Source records
*****
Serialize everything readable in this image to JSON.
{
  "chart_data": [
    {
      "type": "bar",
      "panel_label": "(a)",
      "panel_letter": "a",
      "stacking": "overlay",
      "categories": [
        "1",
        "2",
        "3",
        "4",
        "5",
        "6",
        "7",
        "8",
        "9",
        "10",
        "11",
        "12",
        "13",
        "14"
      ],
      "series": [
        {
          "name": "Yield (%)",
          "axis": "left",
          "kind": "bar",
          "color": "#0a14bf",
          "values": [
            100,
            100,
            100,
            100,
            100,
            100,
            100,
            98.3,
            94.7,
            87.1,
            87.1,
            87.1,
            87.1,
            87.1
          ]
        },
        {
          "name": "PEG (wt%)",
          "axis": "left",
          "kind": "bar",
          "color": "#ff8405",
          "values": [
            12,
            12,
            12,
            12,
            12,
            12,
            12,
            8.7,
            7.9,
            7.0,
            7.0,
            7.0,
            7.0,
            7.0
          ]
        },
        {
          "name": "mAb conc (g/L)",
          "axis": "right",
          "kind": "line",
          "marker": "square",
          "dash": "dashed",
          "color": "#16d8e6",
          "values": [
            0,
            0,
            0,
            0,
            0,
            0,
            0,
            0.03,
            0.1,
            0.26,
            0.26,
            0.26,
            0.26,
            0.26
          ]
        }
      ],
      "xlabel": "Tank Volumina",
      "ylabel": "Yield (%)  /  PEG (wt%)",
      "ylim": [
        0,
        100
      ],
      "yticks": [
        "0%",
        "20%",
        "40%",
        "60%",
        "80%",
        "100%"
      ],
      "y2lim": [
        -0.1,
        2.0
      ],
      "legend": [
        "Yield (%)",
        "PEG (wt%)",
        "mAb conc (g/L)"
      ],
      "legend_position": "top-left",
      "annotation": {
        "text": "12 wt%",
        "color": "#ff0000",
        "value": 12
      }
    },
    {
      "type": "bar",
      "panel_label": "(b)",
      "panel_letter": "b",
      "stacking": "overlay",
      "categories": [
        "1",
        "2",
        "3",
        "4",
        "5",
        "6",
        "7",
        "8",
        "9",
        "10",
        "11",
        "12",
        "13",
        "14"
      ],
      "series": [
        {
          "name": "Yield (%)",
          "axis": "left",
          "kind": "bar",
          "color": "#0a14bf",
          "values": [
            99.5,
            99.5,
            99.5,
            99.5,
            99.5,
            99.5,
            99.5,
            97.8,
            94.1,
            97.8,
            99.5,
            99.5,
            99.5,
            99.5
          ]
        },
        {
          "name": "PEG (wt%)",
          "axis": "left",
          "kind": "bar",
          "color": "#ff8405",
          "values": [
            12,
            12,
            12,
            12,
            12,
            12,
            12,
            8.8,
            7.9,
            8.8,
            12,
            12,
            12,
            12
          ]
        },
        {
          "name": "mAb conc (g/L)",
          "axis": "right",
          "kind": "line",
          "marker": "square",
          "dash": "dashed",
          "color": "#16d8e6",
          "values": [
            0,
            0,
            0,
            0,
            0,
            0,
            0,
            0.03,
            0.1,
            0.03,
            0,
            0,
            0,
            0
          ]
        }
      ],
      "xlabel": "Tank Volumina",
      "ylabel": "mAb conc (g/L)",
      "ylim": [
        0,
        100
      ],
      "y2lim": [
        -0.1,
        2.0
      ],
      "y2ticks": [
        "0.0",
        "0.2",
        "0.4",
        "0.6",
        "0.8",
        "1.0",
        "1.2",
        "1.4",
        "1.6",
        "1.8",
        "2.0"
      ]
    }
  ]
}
*****
■ What needs to be done ■
Exactly as shown above, return every record.

■ Response for this exercise ■
Serialize everything readable in this image to JSON.
{
  "chart_data": [
    {
      "type": "bar",
      "panel_label": "(a)",
      "panel_letter": "a",
      "stacking": "overlay",
      "categories": [
        "1",
        "2",
        "3",
        "4",
        "5",
        "6",
        "7",
        "8",
        "9",
        "10",
        "11",
        "12",
        "13",
        "14"
      ],
      "series": [
        {
          "name": "Yield (%)",
          "axis": "left",
          "kind": "bar",
          "color": "#0a14bf",
          "values": [
            100,
            100,
            100,
            100,
            100,
            100,
            100,
            98.3,
            94.7,
            87.1,
            87.1,
            87.1,
            87.1,
            87.1
          ]
        },
        {
          "name": "PEG (wt%)",
          "axis": "left",
          "kind": "bar",
          "color": "#ff8405",
          "values": [
            12,
            12,
            12,
            12,
            12,
            12,
            12,
            8.7,
            7.9,
            7.0,
            7.0,
            7.0,
            7.0,
            7.0
          ]
        },
        {
          "name": "mAb conc (g/L)",
          "axis": "right",
          "kind": "line",
          "marker": "square",
          "dash": "dashed",
          "color": "#16d8e6",
          "values": [
            0,
            0,
            0,
            0,
            0,
            0,
            0,
            0.03,
            0.1,
            0.26,
            0.26,
            0.26,
            0.26,
            0.26
          ]
        }
      ],
      "xlabel": "Tank Volumina",
      "ylabel": "Yield (%)  /  PEG (wt%)",
      "ylim": [
        0,
        100
      ],
      "yticks": [
        "0%",
        "20%",
        "40%",
        "60%",
        "80%",
        "100%"
      ],
      "y2lim": [
        -0.1,
        2.0
      ],
      "legend": [
        "Yield (%)",
        "PEG (wt%)",
        "mAb conc (g/L)"
      ],
      "legend_position": "top-left",
      "annotation": {
        "text": "12 wt%",
        "color": "#ff0000",
        "value": 12
      }
    },
    {
      "type": "bar",
      "panel_label": "(b)",
      "panel_letter": "b",
      "stacking": "overlay",
      "categories": [
        "1",
        "2",
        "3",
        "4",
        "5",
        "6",
        "7",
        "8",
        "9",
        "10",
        "11",
        "12",
        "13",
        "14"
      ],
      "series": [
        {
          "name": "Yield (%)",
          "axis": "left",
          "kind": "bar",
          "color": "#0a14bf",
          "values": [
            99.5,
            99.5,
            99.5,
            99.5,
            99.5,
            99.5,
            99.5,
            97.8,
            94.1,
            97.8,
            99.5,
            99.5,
            99.5,
            99.5
          ]
        },
        {
          "name": "PEG (wt%)",
          "axis": "left",
          "kind": "bar",
          "color": "#ff8405",
          "values": [
            12,
            12,
            12,
            12,
            12,
            12,
            12,
            8.8,
            7.9,
            8.8,
            12,
            12,
            12,
            12
          ]
        },
        {
          "name": "mAb conc (g/L)",
          "axis": "right",
          "kind": "line",
          "marker": "square",
          "dash": "dashed",
          "color": "#16d8e6",
          "values": [
            0,
            0,
            0,
            0,
            0,
            0,
            0,
            0.03,
            0.1,
            0.03,
            0,
            0,
            0,
            0
          ]
        }
      ],
      "xlabel": "Tank Volumina",
      "ylabel": "mAb conc (g/L)",
      "ylim": [
        0,
        100
      ],
      "y2lim": [
        -0.1,
        2.0
      ],
      "y2ticks": [
        "0.0",
        "0.2",
        "0.4",
        "0.6",
        "0.8",
        "1.0",
        "1.2",
        "1.4",
        "1.6",
        "1.8",
        "2.0"
      ]
    }
  ]
}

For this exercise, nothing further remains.